- What to do: Provide only the number of lines in the records below that include "жилищного".

- Given entries:
------------------------------------------------------------------------

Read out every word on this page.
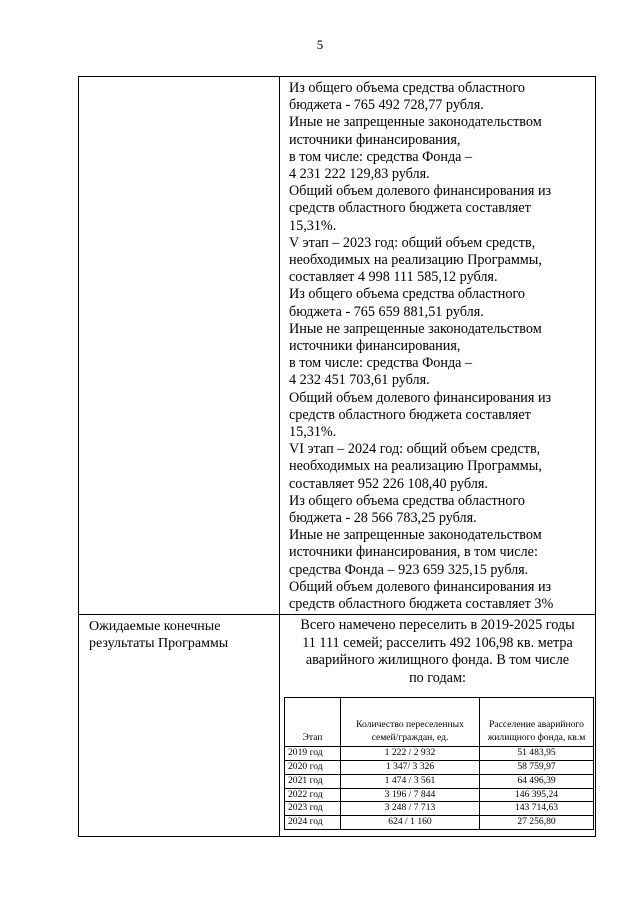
5

Из общего объема средства областного
бюджета - 765 492 728,77 рубля.
Иные не запрещенные законодательством
источники финансирования,
в том числе: средства Фонда –
4 231 222 129,83 рубля.
Общий объем долевого финансирования из
средств областного бюджета составляет
15,31%.
V этап – 2023 год: общий объем средств,
необходимых на реализацию Программы,
составляет 4 998 111 585,12 рубля.
Из общего объема средства областного
бюджета - 765 659 881,51 рубля.
Иные не запрещенные законодательством
источники финансирования,
в том числе: средства Фонда –
4 232 451 703,61 рубля.
Общий объем долевого финансирования из
средств областного бюджета составляет
15,31%.
VI этап – 2024 год: общий объем средств,
необходимых на реализацию Программы,
составляет 952 226 108,40 рубля.
Из общего объема средства областного
бюджета - 28 566 783,25 рубля.
Иные не запрещенные законодательством
источники финансирования, в том числе:
средства Фонда – 923 659 325,15 рубля.
Общий объем долевого финансирования из
средств областного бюджета составляет 3%

Ожидаемые конечные
результаты Программы

Всего намечено переселить в 2019-2025 годы
11 111 семей; расселить 492 106,98 кв. метра
аварийного жилищного фонда. В том числе
по годам:
Этап	Количество переселенных семей/граждан, ед.	Расселение аварийного жилищного фонда, кв.м
2019 год	1 222 / 2 932	51 483,95
2020 год	1 347/ 3 326	58 759,97
2021 год	1 474 / 3 561	64 496,39
2022 год	3 196 / 7 844	146 395,24
2023 год	3 248 / 7 713	143 714,63
2024 год	624 / 1 160	27 256,80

------------------------------------------------------------------------

- Exercise solution: 2